(Dataset items)
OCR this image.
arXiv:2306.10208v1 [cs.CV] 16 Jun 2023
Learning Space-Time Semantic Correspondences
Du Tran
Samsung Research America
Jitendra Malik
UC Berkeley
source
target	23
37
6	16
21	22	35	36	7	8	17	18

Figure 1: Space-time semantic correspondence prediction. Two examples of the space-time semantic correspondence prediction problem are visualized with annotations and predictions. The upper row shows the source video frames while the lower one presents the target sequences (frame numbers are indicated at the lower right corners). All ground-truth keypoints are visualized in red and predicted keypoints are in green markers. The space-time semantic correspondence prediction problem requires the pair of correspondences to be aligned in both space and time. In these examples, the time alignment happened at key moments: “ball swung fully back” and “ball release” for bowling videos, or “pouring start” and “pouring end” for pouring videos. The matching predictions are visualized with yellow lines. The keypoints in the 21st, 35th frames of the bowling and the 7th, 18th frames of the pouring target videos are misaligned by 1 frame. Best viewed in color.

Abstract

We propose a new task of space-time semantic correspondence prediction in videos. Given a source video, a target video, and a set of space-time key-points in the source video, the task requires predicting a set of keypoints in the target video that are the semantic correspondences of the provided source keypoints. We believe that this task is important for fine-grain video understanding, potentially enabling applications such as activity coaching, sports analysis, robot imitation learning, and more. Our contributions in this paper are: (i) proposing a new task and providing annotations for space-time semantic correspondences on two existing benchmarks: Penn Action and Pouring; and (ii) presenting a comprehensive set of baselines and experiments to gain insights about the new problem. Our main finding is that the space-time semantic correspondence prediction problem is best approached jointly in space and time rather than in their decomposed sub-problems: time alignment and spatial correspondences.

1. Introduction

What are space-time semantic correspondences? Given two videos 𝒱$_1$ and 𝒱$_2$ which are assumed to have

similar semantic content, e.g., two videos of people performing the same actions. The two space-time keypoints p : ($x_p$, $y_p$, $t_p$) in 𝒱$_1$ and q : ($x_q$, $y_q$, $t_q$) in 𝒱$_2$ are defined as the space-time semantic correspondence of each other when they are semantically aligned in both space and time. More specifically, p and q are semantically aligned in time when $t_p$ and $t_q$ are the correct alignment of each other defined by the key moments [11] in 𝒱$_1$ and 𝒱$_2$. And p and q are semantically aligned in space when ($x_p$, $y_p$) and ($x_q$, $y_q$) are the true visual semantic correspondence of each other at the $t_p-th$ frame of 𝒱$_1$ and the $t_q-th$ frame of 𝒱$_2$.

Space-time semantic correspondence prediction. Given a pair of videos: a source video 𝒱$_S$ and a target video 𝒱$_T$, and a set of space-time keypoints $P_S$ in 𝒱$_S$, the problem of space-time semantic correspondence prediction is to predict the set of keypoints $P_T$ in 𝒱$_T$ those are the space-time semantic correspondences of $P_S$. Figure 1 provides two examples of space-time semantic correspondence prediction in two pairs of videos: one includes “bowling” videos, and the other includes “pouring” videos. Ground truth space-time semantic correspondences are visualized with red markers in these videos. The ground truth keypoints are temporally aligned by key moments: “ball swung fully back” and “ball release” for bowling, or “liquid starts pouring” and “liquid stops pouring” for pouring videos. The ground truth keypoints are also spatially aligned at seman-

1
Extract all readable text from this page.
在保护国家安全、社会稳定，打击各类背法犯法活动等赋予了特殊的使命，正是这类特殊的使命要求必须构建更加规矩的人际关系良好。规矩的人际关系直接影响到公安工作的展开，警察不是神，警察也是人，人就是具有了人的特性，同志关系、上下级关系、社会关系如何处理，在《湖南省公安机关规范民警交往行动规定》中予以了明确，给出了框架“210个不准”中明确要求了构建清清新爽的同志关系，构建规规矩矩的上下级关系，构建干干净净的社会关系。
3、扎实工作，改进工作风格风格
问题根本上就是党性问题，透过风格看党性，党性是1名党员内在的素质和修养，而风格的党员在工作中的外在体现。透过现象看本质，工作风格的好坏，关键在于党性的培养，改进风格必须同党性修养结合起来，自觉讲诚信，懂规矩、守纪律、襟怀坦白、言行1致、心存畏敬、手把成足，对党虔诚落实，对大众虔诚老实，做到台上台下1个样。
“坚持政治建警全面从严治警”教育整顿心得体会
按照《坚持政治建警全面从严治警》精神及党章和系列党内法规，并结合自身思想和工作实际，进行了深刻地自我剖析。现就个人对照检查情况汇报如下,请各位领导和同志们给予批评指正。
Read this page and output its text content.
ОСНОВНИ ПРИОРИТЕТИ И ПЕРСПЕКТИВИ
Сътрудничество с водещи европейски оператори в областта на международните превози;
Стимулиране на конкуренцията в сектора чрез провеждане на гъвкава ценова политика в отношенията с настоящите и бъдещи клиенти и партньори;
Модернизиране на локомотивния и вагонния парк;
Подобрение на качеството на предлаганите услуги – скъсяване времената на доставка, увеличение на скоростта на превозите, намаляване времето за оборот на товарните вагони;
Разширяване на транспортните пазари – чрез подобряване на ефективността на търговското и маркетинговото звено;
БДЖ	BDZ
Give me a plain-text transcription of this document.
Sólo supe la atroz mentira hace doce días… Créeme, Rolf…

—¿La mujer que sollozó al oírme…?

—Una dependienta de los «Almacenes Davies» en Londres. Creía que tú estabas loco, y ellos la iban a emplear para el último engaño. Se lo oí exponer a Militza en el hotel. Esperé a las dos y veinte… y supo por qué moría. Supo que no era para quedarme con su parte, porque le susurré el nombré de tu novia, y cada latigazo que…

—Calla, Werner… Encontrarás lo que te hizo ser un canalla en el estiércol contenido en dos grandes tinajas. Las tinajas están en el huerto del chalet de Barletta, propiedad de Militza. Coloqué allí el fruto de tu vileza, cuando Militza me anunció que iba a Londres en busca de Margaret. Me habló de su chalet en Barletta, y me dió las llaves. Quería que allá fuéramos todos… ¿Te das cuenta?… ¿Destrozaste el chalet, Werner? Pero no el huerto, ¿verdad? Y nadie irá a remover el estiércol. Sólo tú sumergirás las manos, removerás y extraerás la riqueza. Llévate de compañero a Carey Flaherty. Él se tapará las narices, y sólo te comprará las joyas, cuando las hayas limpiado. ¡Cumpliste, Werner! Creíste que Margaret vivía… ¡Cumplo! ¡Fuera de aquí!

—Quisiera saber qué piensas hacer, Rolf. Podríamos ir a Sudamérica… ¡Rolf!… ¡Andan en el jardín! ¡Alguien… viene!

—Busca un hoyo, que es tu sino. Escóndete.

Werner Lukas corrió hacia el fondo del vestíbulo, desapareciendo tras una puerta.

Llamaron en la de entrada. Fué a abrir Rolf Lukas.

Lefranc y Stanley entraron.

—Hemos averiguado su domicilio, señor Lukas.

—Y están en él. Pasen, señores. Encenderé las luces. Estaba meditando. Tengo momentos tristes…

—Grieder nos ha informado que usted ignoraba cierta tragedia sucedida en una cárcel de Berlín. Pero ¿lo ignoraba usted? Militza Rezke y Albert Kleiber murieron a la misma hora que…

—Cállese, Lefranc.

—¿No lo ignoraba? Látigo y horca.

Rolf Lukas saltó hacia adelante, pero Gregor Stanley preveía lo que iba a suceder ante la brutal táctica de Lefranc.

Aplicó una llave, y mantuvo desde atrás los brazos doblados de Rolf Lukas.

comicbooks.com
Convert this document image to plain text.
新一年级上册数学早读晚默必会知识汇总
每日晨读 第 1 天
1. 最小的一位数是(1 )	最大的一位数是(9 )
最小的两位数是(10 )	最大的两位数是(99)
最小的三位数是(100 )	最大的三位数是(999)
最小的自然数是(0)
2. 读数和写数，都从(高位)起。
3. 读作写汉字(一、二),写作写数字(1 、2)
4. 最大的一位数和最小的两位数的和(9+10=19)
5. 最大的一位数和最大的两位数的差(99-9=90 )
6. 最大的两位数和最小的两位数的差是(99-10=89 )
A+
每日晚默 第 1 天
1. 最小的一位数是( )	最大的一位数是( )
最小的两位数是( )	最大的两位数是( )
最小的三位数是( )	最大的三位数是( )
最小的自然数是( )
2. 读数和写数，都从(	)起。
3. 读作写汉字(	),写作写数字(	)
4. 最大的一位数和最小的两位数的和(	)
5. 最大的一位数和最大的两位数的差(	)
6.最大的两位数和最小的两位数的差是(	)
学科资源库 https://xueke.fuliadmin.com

= GIVEN EXERCISE =
Every line holding "Londres" should be copied out.

= TASK RESPONSE =
—Una dependienta de los «Almacenes Davies» en Londres. Creía que tú estabas loco, y ellos la iban a emplear para el último engaño. Se lo oí exponer a Militza en el hotel. Esperé a las dos y veinte… y supo por qué moría. Supo que no era para quedarme con su parte, porque le susurré el nombré de tu novia, y cada latigazo que…
—Calla, Werner… Encontrarás lo que te hizo ser un canalla en el estiércol contenido en dos grandes tinajas. Las tinajas están en el huerto del chalet de Barletta, propiedad de Militza. Coloqué allí el fruto de tu vileza, cuando Militza me anunció que iba a Londres en busca de Margaret. Me habló de su chalet en Barletta, y me dió las llaves. Quería que allá fuéramos todos… ¿Te das cuenta?… ¿Destrozaste el chalet, Werner? Pero no el huerto, ¿verdad? Y nadie irá a remover el estiércol. Sólo tú sumergirás las manos, removerás y extraerás la riqueza. Llévate de compañero a Carey Flaherty. Él se tapará las narices, y sólo te comprará las joyas, cuando las hayas limpiado. ¡Cumpliste, Werner! Creíste que Margaret vivía… ¡Cumplo! ¡Fuera de aquí!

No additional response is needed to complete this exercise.